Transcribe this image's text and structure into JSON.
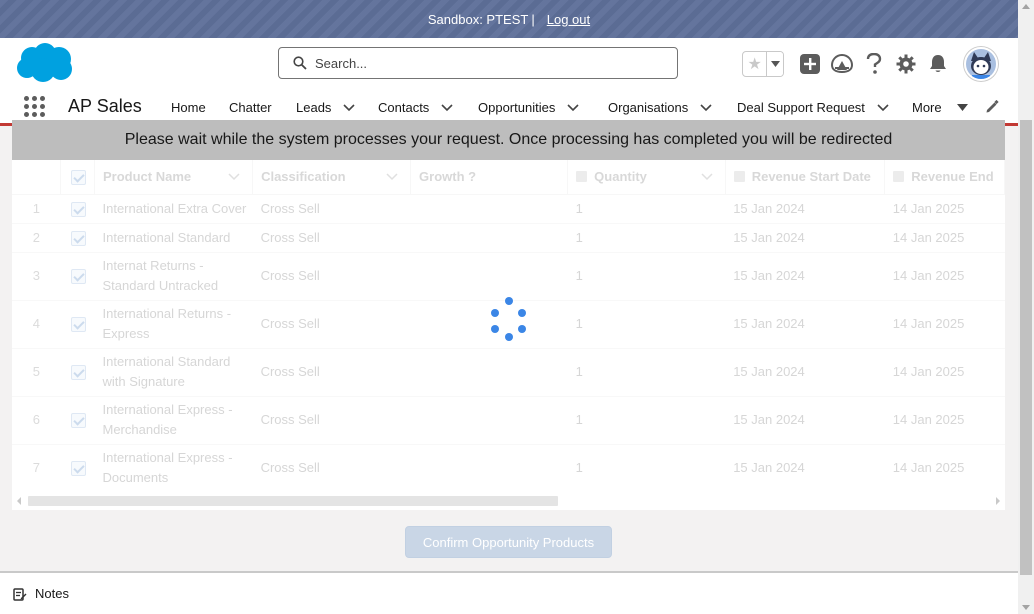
{
  "sandbox": {
    "text": "Sandbox: PTEST",
    "separator": "|",
    "logout": "Log out"
  },
  "header": {
    "search_placeholder": "Search...",
    "icons": [
      "favorites-star-icon",
      "favorites-dropdown-icon",
      "global-actions-add-icon",
      "trailhead-guidance-icon",
      "help-icon",
      "setup-gear-icon",
      "notifications-bell-icon",
      "user-avatar"
    ]
  },
  "nav": {
    "app_name": "AP Sales",
    "items": [
      {
        "label": "Home",
        "dropdown": false
      },
      {
        "label": "Chatter",
        "dropdown": false
      },
      {
        "label": "Leads",
        "dropdown": true
      },
      {
        "label": "Contacts",
        "dropdown": true
      },
      {
        "label": "Opportunities",
        "dropdown": true
      },
      {
        "label": "Organisations",
        "dropdown": true
      },
      {
        "label": "Deal Support Request",
        "dropdown": true
      }
    ],
    "more": "More"
  },
  "banner": {
    "message": "Please wait while the system processes your request. Once processing has completed you will be redirected"
  },
  "table": {
    "columns": [
      "Product Name",
      "Classification",
      "Growth ?",
      "Quantity",
      "Revenue Start Date",
      "Revenue End"
    ],
    "rows": [
      {
        "num": "1",
        "product": "International Extra Cover",
        "classification": "Cross Sell",
        "growth": "",
        "quantity": "1",
        "start": "15 Jan 2024",
        "end": "14 Jan 2025"
      },
      {
        "num": "2",
        "product": "International Standard",
        "classification": "Cross Sell",
        "growth": "",
        "quantity": "1",
        "start": "15 Jan 2024",
        "end": "14 Jan 2025"
      },
      {
        "num": "3",
        "product": "Internat Returns - Standard Untracked",
        "classification": "Cross Sell",
        "growth": "",
        "quantity": "1",
        "start": "15 Jan 2024",
        "end": "14 Jan 2025"
      },
      {
        "num": "4",
        "product": "International Returns - Express",
        "classification": "Cross Sell",
        "growth": "",
        "quantity": "1",
        "start": "15 Jan 2024",
        "end": "14 Jan 2025"
      },
      {
        "num": "5",
        "product": "International Standard with Signature",
        "classification": "Cross Sell",
        "growth": "",
        "quantity": "1",
        "start": "15 Jan 2024",
        "end": "14 Jan 2025"
      },
      {
        "num": "6",
        "product": "International Express - Merchandise",
        "classification": "Cross Sell",
        "growth": "",
        "quantity": "1",
        "start": "15 Jan 2024",
        "end": "14 Jan 2025"
      },
      {
        "num": "7",
        "product": "International Express - Documents",
        "classification": "Cross Sell",
        "growth": "",
        "quantity": "1",
        "start": "15 Jan 2024",
        "end": "14 Jan 2025"
      }
    ]
  },
  "actions": {
    "confirm": "Confirm Opportunity Products"
  },
  "footer": {
    "notes": "Notes"
  },
  "colors": {
    "sandbox_bar": "#5e6f99",
    "brand_blue": "#00a1e0",
    "nav_accent": "#c23934",
    "spinner": "#3b86e6",
    "button_disabled": "#c9d6e6"
  }
}
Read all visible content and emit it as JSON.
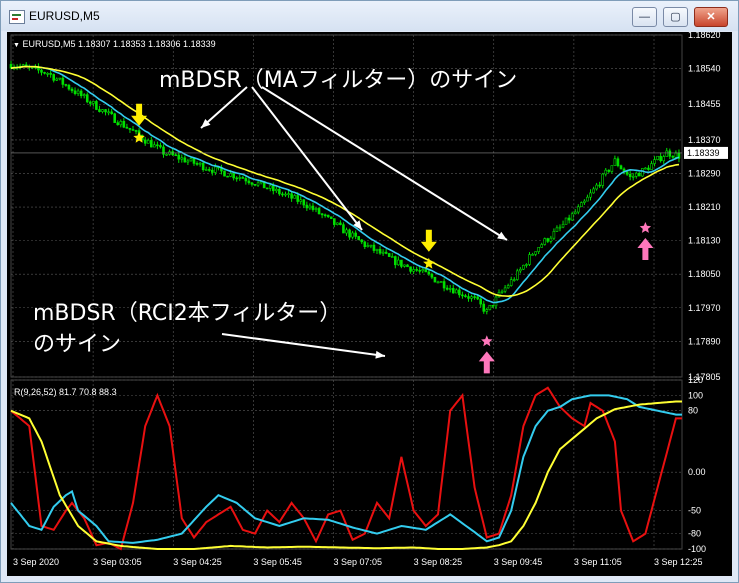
{
  "window": {
    "title": "EURUSD,M5",
    "minimize": "—",
    "maximize": "▢",
    "close": "✕"
  },
  "chart_info": {
    "price_header": "EURUSD,M5  1.18307 1.18353 1.18306 1.18339",
    "indicator_header": "R(9,26,52) 81.7 70.8 88.3"
  },
  "annotations": {
    "ma_filter": "mBDSR（MAフィルター）のサイン",
    "rci_filter_line1": "mBDSR（RCI2本フィルター）",
    "rci_filter_line2": "のサイン"
  },
  "colors": {
    "background": "#000000",
    "bull_candle": "#00e000",
    "bear_candle": "#00e000",
    "ma_fast": "#33ccee",
    "ma_slow": "#ffff33",
    "rci_short": "#e81010",
    "rci_mid": "#33ccee",
    "rci_long": "#ffff33",
    "sell_signal": "#ffee00",
    "buy_signal": "#ff77bb",
    "grid": "#5a5a5a",
    "annotation_text": "#ffffff"
  },
  "chart_data": [
    {
      "type": "candlestick",
      "symbol": "EURUSD",
      "timeframe": "M5",
      "last_price": "1.18339",
      "ylim": [
        1.17805,
        1.1862
      ],
      "y_ticks": [
        "1.18620",
        "1.18540",
        "1.18455",
        "1.18370",
        "1.18290",
        "1.18210",
        "1.18130",
        "1.18050",
        "1.17970",
        "1.17890",
        "1.17805"
      ],
      "price_path": [
        [
          0,
          1.1855
        ],
        [
          12,
          1.1853
        ],
        [
          22,
          1.1848
        ],
        [
          32,
          1.1843
        ],
        [
          42,
          1.1838
        ],
        [
          50,
          1.1834
        ],
        [
          58,
          1.1832
        ],
        [
          66,
          1.183
        ],
        [
          76,
          1.1828
        ],
        [
          86,
          1.1825
        ],
        [
          96,
          1.1822
        ],
        [
          106,
          1.1817
        ],
        [
          116,
          1.1812
        ],
        [
          126,
          1.1808
        ],
        [
          136,
          1.1805
        ],
        [
          146,
          1.1801
        ],
        [
          152,
          1.1799
        ],
        [
          156,
          1.1796
        ],
        [
          160,
          1.18
        ],
        [
          166,
          1.1805
        ],
        [
          172,
          1.1811
        ],
        [
          180,
          1.1816
        ],
        [
          188,
          1.1822
        ],
        [
          194,
          1.1828
        ],
        [
          198,
          1.1832
        ],
        [
          203,
          1.1828
        ],
        [
          208,
          1.183
        ],
        [
          215,
          1.1834
        ],
        [
          220,
          1.1833
        ]
      ],
      "sell_signals": [
        {
          "x": 42,
          "price": 1.18375
        },
        {
          "x": 137,
          "price": 1.18075
        }
      ],
      "buy_signals": [
        {
          "x": 156,
          "price": 1.1789
        },
        {
          "x": 208,
          "price": 1.1816
        }
      ]
    },
    {
      "type": "line",
      "name": "R(9,26,52)",
      "ylim": [
        -100,
        120
      ],
      "y_ticks": [
        "120",
        "100",
        "80",
        "0.00",
        "-50",
        "-80",
        "-100"
      ],
      "x_ticks": [
        "3 Sep 2020",
        "3 Sep 03:05",
        "3 Sep 04:25",
        "3 Sep 05:45",
        "3 Sep 07:05",
        "3 Sep 08:25",
        "3 Sep 09:45",
        "3 Sep 11:05",
        "3 Sep 12:25"
      ],
      "series": [
        {
          "values": [
            [
              0,
              80
            ],
            [
              6,
              60
            ],
            [
              10,
              -70
            ],
            [
              14,
              -75
            ],
            [
              18,
              -50
            ],
            [
              20,
              -40
            ],
            [
              24,
              -60
            ],
            [
              28,
              -95
            ],
            [
              32,
              -92
            ],
            [
              36,
              -100
            ],
            [
              40,
              -40
            ],
            [
              44,
              60
            ],
            [
              48,
              100
            ],
            [
              52,
              60
            ],
            [
              56,
              -60
            ],
            [
              60,
              -85
            ],
            [
              64,
              -65
            ],
            [
              68,
              -55
            ],
            [
              72,
              -45
            ],
            [
              76,
              -75
            ],
            [
              80,
              -80
            ],
            [
              84,
              -50
            ],
            [
              88,
              -65
            ],
            [
              92,
              -40
            ],
            [
              96,
              -60
            ],
            [
              100,
              -90
            ],
            [
              104,
              -55
            ],
            [
              108,
              -50
            ],
            [
              112,
              -88
            ],
            [
              116,
              -80
            ],
            [
              120,
              -40
            ],
            [
              124,
              -60
            ],
            [
              128,
              20
            ],
            [
              132,
              -50
            ],
            [
              136,
              -70
            ],
            [
              140,
              -55
            ],
            [
              144,
              80
            ],
            [
              148,
              100
            ],
            [
              152,
              -20
            ],
            [
              156,
              -85
            ],
            [
              160,
              -80
            ],
            [
              164,
              -30
            ],
            [
              168,
              60
            ],
            [
              172,
              100
            ],
            [
              176,
              110
            ],
            [
              180,
              85
            ],
            [
              184,
              70
            ],
            [
              188,
              60
            ],
            [
              190,
              90
            ],
            [
              194,
              80
            ],
            [
              198,
              40
            ],
            [
              200,
              -50
            ],
            [
              202,
              -70
            ],
            [
              204,
              -90
            ],
            [
              208,
              -80
            ],
            [
              212,
              -20
            ],
            [
              218,
              70
            ]
          ]
        },
        {
          "values": [
            [
              0,
              -40
            ],
            [
              6,
              -70
            ],
            [
              10,
              -75
            ],
            [
              14,
              -45
            ],
            [
              18,
              -30
            ],
            [
              20,
              -25
            ],
            [
              22,
              -50
            ],
            [
              28,
              -70
            ],
            [
              32,
              -90
            ],
            [
              40,
              -92
            ],
            [
              48,
              -88
            ],
            [
              56,
              -80
            ],
            [
              64,
              -45
            ],
            [
              68,
              -30
            ],
            [
              74,
              -40
            ],
            [
              80,
              -60
            ],
            [
              88,
              -70
            ],
            [
              96,
              -60
            ],
            [
              104,
              -62
            ],
            [
              112,
              -72
            ],
            [
              120,
              -80
            ],
            [
              128,
              -70
            ],
            [
              136,
              -75
            ],
            [
              144,
              -55
            ],
            [
              152,
              -78
            ],
            [
              156,
              -90
            ],
            [
              160,
              -85
            ],
            [
              164,
              -50
            ],
            [
              168,
              20
            ],
            [
              172,
              60
            ],
            [
              176,
              80
            ],
            [
              180,
              85
            ],
            [
              184,
              95
            ],
            [
              190,
              100
            ],
            [
              196,
              100
            ],
            [
              202,
              95
            ],
            [
              206,
              85
            ],
            [
              212,
              80
            ],
            [
              218,
              75
            ]
          ]
        },
        {
          "values": [
            [
              0,
              80
            ],
            [
              6,
              70
            ],
            [
              10,
              40
            ],
            [
              16,
              -30
            ],
            [
              22,
              -70
            ],
            [
              28,
              -90
            ],
            [
              36,
              -96
            ],
            [
              48,
              -100
            ],
            [
              60,
              -100
            ],
            [
              72,
              -96
            ],
            [
              84,
              -98
            ],
            [
              96,
              -97
            ],
            [
              108,
              -98
            ],
            [
              120,
              -99
            ],
            [
              132,
              -98
            ],
            [
              140,
              -100
            ],
            [
              148,
              -100
            ],
            [
              156,
              -98
            ],
            [
              160,
              -95
            ],
            [
              164,
              -90
            ],
            [
              168,
              -70
            ],
            [
              172,
              -40
            ],
            [
              176,
              0
            ],
            [
              180,
              30
            ],
            [
              186,
              50
            ],
            [
              192,
              70
            ],
            [
              198,
              82
            ],
            [
              206,
              88
            ],
            [
              212,
              90
            ],
            [
              218,
              92
            ]
          ]
        }
      ]
    }
  ]
}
════
Set exercise | Tally the lines of the preceding listing in which the word "EURUSD" appears; state nothing but the total.

Solution | 3